-- What to work on --
Extract the lines that carry the string "ylabel" from the listing.

--- START Listing ---

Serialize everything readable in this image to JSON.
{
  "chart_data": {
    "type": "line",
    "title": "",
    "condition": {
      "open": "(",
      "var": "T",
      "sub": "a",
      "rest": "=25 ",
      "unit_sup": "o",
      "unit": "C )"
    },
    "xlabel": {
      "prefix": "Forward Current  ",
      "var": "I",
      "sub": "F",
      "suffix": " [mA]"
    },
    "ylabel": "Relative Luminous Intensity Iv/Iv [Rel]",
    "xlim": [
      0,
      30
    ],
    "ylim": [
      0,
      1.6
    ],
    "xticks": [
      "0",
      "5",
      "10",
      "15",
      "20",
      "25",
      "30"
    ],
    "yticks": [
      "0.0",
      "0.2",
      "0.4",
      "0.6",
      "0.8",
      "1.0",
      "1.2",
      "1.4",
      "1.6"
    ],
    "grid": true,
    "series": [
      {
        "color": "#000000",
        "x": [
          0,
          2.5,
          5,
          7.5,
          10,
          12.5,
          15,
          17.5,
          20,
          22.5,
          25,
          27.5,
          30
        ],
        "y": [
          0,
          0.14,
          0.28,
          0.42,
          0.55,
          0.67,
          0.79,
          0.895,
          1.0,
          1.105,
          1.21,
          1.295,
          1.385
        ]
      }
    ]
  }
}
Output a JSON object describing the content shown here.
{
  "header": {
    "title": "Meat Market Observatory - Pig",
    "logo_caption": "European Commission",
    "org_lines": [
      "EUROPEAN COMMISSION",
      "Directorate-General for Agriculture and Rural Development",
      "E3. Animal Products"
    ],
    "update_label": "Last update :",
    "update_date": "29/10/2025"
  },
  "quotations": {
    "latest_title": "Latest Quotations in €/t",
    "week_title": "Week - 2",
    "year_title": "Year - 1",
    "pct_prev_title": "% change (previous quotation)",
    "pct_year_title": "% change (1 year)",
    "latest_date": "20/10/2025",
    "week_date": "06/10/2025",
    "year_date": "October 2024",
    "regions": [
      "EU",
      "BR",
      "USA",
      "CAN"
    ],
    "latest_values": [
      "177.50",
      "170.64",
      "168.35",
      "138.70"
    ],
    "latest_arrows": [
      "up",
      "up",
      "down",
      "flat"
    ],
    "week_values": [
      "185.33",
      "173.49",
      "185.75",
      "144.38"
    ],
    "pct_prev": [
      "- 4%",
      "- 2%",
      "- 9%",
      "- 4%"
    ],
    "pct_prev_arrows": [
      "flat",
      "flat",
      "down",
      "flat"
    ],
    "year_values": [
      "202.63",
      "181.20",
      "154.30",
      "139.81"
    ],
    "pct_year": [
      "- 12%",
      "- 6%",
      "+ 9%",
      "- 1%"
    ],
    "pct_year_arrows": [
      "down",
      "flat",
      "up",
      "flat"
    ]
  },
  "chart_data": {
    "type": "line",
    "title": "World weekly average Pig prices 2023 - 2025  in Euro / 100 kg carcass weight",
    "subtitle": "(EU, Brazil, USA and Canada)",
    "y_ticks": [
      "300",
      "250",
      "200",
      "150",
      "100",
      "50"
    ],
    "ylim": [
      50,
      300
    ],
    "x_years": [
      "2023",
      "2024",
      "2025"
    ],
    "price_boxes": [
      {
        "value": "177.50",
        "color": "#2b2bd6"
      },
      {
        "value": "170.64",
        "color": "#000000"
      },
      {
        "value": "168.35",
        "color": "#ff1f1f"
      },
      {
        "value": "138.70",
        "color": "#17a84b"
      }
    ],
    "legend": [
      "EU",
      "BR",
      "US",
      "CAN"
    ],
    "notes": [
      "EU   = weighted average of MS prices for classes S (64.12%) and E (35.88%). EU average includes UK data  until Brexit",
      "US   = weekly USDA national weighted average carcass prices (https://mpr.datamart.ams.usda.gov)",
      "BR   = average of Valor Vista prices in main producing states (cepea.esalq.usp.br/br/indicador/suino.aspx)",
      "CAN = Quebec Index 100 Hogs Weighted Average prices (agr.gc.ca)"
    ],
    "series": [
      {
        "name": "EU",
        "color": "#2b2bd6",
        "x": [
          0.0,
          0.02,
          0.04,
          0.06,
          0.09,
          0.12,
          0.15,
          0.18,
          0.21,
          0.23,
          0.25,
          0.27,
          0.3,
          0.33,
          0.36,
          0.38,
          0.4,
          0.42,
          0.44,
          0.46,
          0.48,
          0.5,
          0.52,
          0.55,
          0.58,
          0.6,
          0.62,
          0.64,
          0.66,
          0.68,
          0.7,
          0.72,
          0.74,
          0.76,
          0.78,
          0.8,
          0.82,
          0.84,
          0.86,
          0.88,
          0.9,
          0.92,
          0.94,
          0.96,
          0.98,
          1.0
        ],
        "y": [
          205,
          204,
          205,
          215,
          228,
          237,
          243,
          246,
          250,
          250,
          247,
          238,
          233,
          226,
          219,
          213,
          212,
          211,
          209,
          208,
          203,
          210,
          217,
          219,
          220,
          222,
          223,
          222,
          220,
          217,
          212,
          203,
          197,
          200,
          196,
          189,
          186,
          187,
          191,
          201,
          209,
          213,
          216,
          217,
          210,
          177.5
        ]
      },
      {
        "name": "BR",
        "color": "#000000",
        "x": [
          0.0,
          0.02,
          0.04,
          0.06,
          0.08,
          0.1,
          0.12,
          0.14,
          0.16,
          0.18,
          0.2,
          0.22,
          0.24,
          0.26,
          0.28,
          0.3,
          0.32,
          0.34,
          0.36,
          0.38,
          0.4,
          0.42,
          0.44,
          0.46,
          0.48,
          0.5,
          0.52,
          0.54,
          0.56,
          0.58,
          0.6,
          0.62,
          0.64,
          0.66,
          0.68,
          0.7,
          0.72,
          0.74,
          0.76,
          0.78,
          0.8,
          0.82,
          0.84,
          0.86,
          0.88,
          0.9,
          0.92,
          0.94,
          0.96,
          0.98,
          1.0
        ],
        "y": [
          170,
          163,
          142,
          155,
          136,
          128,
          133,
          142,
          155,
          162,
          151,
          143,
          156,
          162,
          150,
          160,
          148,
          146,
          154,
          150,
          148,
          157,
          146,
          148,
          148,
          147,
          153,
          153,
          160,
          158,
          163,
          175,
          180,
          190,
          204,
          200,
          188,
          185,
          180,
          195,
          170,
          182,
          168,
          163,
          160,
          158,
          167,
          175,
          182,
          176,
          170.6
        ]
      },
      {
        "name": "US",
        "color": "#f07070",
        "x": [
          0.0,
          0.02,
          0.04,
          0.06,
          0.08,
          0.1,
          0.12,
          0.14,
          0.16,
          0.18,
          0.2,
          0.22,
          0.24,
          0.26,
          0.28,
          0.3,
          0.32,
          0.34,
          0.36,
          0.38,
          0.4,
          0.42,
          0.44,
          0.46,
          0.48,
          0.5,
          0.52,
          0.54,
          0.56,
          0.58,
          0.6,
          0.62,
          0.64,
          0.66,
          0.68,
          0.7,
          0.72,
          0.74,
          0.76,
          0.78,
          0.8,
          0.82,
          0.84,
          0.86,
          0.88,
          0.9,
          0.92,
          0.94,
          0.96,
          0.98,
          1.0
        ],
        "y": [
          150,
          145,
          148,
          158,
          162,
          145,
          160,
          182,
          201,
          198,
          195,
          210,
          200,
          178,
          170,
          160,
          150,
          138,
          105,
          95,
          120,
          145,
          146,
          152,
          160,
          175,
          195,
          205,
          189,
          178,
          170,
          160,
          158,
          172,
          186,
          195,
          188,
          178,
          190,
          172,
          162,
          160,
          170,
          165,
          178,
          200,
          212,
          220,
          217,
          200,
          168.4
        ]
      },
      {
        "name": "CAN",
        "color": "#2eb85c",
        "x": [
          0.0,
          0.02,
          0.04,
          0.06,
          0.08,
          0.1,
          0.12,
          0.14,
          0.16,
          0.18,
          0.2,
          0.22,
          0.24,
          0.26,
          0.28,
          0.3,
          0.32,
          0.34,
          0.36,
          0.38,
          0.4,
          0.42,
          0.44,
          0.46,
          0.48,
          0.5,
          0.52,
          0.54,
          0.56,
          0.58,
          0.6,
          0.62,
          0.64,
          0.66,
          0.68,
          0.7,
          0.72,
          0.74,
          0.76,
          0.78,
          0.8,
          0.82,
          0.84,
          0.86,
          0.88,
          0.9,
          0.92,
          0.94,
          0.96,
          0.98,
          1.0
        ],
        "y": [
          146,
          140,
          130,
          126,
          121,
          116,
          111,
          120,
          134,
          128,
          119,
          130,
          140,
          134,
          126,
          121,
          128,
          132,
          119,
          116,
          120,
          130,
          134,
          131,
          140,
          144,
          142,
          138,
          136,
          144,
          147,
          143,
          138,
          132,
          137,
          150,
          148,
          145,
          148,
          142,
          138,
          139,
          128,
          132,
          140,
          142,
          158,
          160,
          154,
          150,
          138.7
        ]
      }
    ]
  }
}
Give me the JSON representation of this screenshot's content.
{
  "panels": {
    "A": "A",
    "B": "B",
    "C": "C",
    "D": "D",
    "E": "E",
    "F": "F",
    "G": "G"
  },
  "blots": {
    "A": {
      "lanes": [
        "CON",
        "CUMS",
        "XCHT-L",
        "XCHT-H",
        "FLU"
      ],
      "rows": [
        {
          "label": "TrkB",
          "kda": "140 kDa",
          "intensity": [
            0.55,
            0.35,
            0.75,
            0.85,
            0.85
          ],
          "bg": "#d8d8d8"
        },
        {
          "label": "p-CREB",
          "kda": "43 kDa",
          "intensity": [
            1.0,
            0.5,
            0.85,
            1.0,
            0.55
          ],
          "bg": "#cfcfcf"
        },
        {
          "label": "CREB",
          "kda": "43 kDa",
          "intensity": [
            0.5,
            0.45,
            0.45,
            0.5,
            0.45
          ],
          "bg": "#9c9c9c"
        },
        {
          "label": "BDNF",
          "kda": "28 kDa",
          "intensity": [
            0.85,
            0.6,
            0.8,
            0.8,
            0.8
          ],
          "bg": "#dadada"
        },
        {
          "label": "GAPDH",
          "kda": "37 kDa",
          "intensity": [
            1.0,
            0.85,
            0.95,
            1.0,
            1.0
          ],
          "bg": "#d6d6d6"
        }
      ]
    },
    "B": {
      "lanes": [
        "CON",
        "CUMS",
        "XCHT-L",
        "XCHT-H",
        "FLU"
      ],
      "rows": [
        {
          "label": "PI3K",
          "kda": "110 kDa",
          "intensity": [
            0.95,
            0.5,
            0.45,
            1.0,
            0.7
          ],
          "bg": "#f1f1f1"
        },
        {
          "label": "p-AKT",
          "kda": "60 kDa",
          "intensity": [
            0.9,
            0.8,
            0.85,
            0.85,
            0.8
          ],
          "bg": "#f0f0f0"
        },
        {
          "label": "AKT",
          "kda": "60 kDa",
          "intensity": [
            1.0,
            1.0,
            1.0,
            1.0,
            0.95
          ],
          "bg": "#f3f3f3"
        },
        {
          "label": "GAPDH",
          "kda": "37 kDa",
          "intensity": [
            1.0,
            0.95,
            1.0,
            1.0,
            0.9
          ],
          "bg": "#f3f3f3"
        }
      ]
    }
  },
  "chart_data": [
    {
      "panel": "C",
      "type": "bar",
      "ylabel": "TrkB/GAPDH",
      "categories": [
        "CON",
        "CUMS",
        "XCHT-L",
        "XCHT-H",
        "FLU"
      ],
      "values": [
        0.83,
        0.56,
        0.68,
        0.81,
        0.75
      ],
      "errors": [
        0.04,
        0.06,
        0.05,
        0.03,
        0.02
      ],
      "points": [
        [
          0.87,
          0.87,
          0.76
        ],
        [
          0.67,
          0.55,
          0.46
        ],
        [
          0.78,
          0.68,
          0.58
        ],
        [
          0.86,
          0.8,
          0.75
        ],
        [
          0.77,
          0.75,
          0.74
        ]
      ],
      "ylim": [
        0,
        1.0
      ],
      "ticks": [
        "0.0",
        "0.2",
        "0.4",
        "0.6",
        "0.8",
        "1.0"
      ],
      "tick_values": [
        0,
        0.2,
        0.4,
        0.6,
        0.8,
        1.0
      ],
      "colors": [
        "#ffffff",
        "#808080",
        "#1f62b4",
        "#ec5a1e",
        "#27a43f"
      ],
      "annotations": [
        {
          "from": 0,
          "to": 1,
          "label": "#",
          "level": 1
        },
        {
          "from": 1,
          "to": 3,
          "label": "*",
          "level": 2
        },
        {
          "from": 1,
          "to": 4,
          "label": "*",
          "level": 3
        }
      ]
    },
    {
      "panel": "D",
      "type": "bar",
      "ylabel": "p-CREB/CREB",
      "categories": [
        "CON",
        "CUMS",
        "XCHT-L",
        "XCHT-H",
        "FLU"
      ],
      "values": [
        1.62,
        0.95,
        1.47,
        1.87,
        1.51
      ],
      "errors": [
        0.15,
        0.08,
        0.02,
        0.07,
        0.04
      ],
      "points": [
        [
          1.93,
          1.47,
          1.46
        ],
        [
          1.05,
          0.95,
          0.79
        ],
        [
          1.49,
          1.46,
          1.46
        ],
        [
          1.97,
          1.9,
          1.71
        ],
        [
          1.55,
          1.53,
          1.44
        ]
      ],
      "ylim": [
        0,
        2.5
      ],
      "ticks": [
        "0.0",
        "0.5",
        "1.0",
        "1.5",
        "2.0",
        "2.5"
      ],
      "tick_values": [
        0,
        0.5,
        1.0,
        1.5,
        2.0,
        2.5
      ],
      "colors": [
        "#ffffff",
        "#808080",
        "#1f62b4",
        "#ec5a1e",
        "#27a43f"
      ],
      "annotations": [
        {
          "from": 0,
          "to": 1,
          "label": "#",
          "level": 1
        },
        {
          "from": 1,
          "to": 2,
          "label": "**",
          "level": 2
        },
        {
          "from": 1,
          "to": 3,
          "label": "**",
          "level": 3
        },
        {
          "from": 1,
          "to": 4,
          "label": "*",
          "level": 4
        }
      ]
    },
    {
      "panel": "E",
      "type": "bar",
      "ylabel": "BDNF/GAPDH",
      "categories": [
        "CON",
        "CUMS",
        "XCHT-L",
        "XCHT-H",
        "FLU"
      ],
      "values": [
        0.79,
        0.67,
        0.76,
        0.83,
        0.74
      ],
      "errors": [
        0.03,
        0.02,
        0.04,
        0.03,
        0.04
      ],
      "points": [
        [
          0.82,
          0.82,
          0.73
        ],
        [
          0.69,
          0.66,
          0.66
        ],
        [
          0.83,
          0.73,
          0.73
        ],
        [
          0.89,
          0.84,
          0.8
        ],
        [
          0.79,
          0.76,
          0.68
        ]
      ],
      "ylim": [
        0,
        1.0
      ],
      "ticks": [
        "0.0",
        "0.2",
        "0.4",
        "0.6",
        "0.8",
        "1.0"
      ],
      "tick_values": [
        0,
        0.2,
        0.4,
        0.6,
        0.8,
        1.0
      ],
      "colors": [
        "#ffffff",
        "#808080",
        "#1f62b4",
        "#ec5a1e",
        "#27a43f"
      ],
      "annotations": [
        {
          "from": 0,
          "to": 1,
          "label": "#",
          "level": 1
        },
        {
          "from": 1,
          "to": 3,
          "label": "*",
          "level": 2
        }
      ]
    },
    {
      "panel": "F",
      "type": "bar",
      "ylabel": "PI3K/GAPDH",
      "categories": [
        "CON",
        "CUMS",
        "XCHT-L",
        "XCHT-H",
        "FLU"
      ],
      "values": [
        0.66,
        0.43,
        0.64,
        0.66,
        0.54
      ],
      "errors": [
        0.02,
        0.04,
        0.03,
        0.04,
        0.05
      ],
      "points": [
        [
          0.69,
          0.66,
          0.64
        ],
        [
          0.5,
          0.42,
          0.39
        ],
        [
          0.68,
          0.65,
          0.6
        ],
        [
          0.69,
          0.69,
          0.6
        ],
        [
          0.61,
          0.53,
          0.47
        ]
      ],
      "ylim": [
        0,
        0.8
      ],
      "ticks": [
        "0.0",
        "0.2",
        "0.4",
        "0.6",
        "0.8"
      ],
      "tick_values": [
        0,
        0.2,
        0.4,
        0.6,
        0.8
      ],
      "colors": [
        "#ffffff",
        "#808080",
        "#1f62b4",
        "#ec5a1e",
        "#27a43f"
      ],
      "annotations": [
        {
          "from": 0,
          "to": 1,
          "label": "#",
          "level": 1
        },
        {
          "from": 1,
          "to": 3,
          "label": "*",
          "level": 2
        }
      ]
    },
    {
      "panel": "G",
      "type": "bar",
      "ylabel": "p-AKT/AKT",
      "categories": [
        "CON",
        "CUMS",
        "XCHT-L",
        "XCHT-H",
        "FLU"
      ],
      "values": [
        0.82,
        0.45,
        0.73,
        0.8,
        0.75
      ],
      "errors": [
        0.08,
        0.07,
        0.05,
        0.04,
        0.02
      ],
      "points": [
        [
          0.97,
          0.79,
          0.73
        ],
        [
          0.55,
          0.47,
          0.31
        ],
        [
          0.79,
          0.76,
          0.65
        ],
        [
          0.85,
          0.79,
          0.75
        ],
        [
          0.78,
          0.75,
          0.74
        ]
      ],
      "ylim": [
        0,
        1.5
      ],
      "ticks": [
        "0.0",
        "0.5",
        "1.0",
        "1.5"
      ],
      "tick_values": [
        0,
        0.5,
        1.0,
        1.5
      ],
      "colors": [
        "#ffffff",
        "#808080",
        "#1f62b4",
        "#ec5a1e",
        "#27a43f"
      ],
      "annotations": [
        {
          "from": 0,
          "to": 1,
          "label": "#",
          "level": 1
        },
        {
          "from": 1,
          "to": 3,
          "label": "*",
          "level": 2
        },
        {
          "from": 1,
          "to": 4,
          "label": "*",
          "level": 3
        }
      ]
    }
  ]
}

--- END Listing ---

-- Answer to this exercise --
    "ylabel": "Relative Luminous Intensity Iv/Iv [Rel]",
      "ylabel": "TrkB/GAPDH",
      "ylabel": "p-CREB/CREB",
      "ylabel": "BDNF/GAPDH",
      "ylabel": "PI3K/GAPDH",
      "ylabel": "p-AKT/AKT",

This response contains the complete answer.